--- BEGIN Records to use ---
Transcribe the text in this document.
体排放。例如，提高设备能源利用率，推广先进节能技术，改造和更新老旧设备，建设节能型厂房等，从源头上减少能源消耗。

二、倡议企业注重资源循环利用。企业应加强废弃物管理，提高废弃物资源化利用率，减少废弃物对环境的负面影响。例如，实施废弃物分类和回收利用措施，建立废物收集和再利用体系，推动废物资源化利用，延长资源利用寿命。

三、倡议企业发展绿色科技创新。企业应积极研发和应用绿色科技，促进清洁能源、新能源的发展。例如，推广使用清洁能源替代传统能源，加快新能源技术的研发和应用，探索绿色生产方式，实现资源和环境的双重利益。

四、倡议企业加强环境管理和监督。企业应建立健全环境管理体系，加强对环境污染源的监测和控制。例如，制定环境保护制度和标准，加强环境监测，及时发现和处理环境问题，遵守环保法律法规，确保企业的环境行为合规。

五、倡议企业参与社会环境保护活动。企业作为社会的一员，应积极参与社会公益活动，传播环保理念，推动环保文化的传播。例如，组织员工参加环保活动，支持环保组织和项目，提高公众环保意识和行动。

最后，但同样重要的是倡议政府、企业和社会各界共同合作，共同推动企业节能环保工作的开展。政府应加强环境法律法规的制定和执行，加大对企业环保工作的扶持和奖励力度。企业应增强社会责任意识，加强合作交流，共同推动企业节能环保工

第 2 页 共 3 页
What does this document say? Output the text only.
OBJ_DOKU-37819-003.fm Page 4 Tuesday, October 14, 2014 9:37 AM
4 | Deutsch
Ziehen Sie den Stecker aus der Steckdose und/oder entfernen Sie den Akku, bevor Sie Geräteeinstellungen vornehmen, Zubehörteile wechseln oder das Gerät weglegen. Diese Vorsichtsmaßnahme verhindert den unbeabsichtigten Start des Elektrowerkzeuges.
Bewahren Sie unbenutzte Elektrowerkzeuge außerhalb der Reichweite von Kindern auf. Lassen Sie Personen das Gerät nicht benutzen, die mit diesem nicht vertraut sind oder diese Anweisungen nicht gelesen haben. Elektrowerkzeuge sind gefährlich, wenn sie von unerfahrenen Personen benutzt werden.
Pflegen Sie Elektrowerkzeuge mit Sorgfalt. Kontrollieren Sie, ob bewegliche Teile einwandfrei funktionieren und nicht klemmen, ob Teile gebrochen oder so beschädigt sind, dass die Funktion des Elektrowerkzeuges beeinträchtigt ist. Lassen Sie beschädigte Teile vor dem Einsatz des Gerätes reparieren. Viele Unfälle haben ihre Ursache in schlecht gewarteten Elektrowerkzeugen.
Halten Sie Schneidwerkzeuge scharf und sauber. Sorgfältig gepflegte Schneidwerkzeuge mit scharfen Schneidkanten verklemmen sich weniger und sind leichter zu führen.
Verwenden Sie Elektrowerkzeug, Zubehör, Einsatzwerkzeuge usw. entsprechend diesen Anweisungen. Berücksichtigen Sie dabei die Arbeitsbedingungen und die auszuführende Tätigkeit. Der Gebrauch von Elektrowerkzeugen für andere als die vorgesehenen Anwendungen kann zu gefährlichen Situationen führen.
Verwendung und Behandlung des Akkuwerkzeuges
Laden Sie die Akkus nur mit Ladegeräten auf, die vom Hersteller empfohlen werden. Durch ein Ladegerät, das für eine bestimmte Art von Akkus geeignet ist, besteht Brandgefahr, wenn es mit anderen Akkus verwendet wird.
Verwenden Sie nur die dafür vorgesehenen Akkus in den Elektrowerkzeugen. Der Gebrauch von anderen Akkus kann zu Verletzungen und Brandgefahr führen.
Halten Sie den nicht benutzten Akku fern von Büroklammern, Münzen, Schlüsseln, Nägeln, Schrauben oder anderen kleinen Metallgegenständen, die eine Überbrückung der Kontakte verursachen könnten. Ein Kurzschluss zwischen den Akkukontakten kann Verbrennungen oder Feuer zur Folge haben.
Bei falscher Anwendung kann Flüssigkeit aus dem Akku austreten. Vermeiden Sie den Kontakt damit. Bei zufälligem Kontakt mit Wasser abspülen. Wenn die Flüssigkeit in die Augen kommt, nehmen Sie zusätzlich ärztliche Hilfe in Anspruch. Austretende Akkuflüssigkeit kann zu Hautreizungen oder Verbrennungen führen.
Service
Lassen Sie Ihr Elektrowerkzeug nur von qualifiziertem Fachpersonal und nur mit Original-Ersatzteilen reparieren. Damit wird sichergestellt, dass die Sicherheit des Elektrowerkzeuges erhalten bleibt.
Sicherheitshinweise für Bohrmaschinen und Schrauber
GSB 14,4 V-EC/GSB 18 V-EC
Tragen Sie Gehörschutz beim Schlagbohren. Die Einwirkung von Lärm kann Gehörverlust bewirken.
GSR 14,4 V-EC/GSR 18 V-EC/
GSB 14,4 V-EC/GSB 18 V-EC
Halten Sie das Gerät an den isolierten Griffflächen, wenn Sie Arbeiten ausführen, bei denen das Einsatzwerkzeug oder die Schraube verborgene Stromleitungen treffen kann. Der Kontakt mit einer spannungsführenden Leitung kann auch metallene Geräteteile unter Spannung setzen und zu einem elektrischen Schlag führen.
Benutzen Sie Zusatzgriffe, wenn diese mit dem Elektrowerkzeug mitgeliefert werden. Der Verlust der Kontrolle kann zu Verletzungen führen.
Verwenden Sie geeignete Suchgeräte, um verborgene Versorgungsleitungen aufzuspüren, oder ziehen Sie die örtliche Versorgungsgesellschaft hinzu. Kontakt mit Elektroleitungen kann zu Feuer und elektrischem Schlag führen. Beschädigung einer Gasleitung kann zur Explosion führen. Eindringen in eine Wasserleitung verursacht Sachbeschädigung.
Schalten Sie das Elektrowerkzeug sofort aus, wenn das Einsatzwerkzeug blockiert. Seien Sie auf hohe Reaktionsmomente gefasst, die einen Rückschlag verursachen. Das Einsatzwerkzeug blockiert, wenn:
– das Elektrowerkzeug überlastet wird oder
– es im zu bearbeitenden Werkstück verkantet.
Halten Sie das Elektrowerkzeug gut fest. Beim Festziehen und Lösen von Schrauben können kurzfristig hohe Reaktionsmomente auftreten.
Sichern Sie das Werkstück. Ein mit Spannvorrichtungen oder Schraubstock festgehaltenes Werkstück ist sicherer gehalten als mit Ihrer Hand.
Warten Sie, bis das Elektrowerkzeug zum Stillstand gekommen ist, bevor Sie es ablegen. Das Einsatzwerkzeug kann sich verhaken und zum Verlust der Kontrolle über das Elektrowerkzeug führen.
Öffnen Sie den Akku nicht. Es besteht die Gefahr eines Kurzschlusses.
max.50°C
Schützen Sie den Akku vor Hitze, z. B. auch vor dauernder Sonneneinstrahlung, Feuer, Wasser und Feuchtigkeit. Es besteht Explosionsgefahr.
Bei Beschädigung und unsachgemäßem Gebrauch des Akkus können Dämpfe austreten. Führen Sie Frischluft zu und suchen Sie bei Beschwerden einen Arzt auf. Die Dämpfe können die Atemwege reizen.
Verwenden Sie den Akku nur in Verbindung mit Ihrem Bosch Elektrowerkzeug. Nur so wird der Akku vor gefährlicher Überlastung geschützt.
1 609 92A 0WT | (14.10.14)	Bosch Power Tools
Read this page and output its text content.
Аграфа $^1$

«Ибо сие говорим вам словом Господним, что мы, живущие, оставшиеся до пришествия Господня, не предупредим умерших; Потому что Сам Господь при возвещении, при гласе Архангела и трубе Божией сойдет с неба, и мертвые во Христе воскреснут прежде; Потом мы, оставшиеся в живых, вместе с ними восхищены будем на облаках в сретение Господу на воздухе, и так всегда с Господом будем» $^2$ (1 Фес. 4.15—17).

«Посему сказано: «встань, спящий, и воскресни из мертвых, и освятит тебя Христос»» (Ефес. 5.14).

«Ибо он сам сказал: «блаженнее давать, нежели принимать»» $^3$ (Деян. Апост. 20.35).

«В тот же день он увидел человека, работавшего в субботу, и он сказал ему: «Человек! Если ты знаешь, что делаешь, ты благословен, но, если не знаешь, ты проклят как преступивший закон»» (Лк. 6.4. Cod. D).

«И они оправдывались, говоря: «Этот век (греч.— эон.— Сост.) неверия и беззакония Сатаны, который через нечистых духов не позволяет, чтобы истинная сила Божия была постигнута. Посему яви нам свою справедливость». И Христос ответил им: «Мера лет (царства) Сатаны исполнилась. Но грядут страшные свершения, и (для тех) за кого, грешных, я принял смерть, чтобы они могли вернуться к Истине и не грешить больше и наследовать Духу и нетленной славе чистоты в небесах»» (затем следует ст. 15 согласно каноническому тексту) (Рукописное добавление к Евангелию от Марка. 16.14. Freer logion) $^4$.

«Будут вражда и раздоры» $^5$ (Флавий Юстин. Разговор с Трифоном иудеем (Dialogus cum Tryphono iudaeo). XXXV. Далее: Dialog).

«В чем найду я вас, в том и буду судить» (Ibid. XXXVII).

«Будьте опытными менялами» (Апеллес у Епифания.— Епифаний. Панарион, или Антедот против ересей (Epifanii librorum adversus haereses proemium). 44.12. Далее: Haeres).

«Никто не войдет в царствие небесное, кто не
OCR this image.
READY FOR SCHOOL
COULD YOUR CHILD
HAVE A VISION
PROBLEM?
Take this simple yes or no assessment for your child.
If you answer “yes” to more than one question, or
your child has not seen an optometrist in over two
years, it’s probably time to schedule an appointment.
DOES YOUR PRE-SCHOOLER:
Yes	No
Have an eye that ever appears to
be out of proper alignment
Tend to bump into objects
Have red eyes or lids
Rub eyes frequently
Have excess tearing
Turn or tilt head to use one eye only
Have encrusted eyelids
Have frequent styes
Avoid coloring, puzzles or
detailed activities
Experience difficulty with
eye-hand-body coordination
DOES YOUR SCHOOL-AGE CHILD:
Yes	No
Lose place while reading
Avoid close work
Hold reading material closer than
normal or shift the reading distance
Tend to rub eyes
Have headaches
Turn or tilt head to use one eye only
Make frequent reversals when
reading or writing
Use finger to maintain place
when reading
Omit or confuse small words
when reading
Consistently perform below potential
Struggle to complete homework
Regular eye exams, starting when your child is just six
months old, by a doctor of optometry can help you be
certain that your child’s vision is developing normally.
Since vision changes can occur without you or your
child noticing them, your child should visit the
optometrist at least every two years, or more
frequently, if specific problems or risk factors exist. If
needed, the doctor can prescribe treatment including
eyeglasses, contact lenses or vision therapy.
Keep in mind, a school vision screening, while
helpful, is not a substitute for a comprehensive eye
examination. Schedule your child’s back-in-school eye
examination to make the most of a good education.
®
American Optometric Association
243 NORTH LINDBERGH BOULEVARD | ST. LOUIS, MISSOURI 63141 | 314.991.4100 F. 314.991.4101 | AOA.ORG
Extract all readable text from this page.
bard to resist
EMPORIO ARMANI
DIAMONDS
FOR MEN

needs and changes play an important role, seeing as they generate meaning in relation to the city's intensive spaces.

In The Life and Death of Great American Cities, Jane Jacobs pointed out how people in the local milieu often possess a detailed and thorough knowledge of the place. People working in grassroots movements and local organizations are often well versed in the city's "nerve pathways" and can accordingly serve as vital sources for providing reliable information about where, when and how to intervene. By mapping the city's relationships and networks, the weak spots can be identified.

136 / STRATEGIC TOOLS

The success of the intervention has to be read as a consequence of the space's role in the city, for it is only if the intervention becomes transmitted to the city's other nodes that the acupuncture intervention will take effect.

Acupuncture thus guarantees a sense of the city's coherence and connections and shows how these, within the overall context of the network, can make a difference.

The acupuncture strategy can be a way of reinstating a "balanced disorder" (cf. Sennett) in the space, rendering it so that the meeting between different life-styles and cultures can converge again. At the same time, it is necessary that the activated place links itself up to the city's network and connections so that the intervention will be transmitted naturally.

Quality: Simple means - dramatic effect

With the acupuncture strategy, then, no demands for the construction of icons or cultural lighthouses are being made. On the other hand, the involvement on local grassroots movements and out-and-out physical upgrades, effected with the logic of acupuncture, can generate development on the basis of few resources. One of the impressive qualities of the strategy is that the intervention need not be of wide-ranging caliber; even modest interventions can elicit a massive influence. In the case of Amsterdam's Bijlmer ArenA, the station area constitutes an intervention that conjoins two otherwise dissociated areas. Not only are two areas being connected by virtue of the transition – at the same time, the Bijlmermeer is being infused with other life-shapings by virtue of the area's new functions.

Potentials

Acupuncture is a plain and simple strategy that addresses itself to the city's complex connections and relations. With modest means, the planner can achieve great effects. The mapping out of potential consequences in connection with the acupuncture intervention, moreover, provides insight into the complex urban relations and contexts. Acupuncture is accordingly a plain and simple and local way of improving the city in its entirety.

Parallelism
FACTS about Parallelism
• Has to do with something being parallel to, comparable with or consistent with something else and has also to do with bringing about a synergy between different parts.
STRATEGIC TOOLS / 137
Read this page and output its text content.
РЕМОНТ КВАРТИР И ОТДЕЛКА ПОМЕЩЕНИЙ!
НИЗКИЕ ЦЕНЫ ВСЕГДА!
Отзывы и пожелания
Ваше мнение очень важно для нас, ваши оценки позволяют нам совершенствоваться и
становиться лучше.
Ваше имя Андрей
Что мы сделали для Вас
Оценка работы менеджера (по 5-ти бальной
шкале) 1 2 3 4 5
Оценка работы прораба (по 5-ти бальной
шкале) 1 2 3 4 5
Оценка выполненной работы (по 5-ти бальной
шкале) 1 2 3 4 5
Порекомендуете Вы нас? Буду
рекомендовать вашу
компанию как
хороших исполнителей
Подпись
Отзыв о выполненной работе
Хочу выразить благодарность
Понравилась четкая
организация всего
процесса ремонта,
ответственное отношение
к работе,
--- END Records to use ---
Written instruction >>
Find the string "into" in the records, then copy each line where it occurs.

Worked solution >>
Tend to bump into objects
Acupuncture is a plain and simple strategy that addresses itself to the city's complex connections and relations. With modest means, the planner can achieve great effects. The mapping out of potential consequences in connection with the acupuncture intervention, moreover, provides insight into the complex urban relations and contexts. Acupuncture is accordingly a plain and simple and local way of improving the city in its entirety.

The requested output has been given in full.